(Dataset records on visual material)
-=-=-=-=-

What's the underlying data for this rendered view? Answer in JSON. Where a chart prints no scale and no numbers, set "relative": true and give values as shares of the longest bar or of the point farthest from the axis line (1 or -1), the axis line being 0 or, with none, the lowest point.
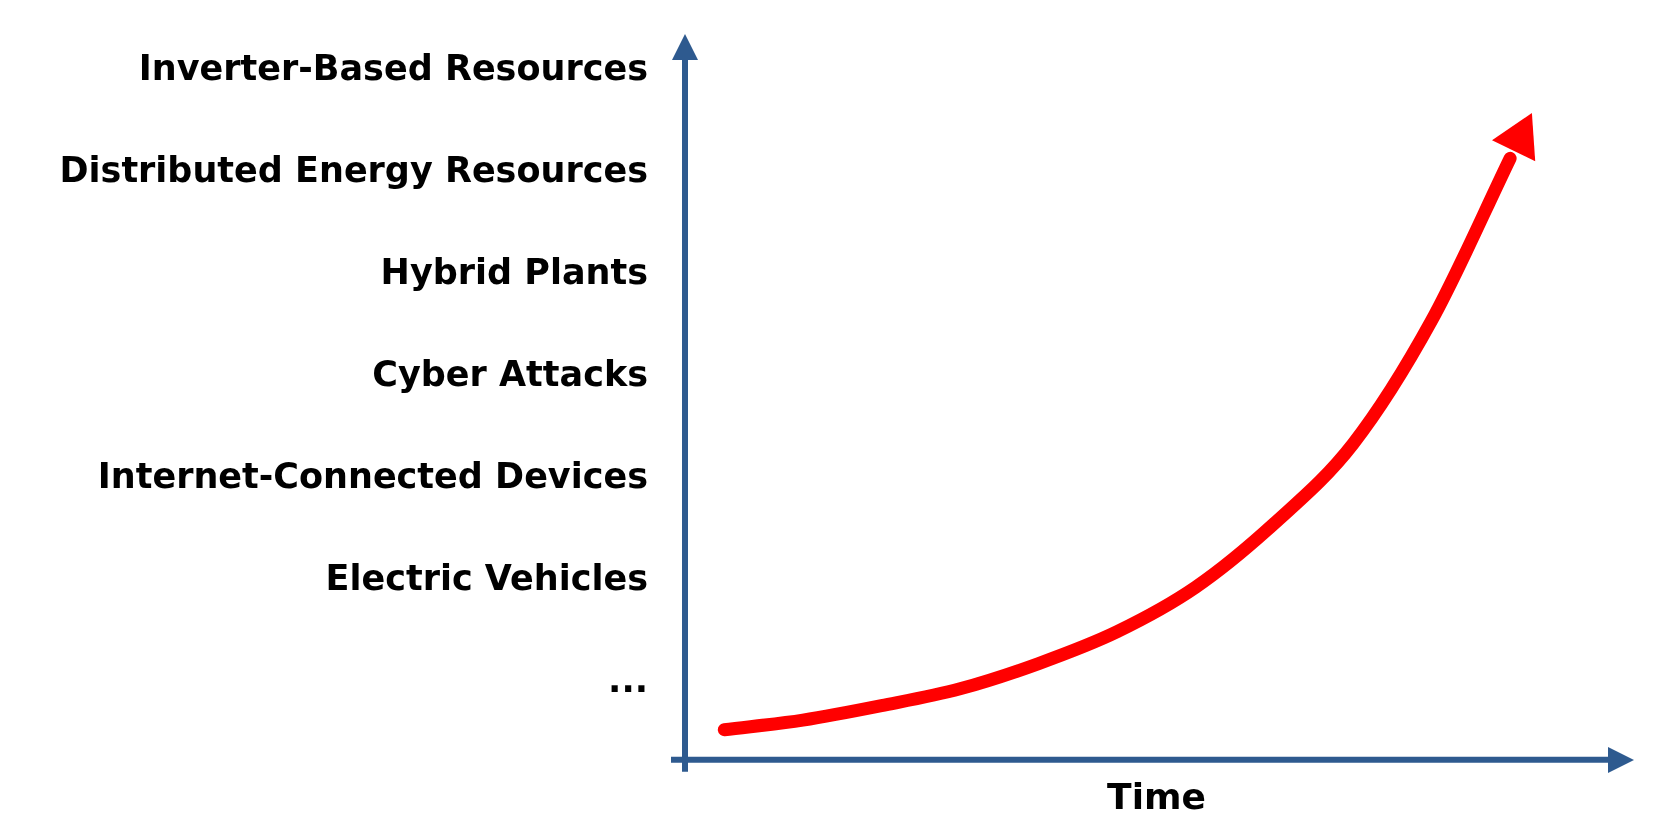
{
  "chart_data": {
    "type": "line",
    "relative": true,
    "xlabel": "Time",
    "categories": [
      null,
      null,
      null,
      null,
      null,
      null,
      null,
      null,
      null,
      null,
      null,
      null
    ],
    "series": [
      {
        "color": "#ff0000",
        "values": [
          0.05,
          0.066,
          0.09,
          0.118,
          0.16,
          0.213,
          0.287,
          0.393,
          0.525,
          0.73,
          1,
          null
        ]
      }
    ],
    "annotations": [
      "Inverter-Based Resources",
      "Distributed Energy Resources",
      "Hybrid Plants",
      "Cyber Attacks",
      "Internet-Connected Devices",
      "Electric Vehicles",
      "..."
    ],
    "legend": false,
    "grid": false,
    "marker": "none",
    "line_style": "solid"
  }
}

-=-=-=-=-

Exercise directions —
Every entry must be written out exactly, with all pictures left out.

Exercise output —
What's the underlying data for this rendered view? Answer in JSON. Where a chart prints no scale and no numbers, set "relative": true and give values as shares of the longest bar or of the point farthest from the axis line (1 or -1), the axis line being 0 or, with none, the lowest point.
{
  "chart_data": {
    "type": "line",
    "relative": true,
    "xlabel": "Time",
    "categories": [
      null,
      null,
      null,
      null,
      null,
      null,
      null,
      null,
      null,
      null,
      null,
      null
    ],
    "series": [
      {
        "color": "#ff0000",
        "values": [
          0.05,
          0.066,
          0.09,
          0.118,
          0.16,
          0.213,
          0.287,
          0.393,
          0.525,
          0.73,
          1,
          null
        ]
      }
    ],
    "annotations": [
      "Inverter-Based Resources",
      "Distributed Energy Resources",
      "Hybrid Plants",
      "Cyber Attacks",
      "Internet-Connected Devices",
      "Electric Vehicles",
      "..."
    ],
    "legend": false,
    "grid": false,
    "marker": "none",
    "line_style": "solid"
  }
}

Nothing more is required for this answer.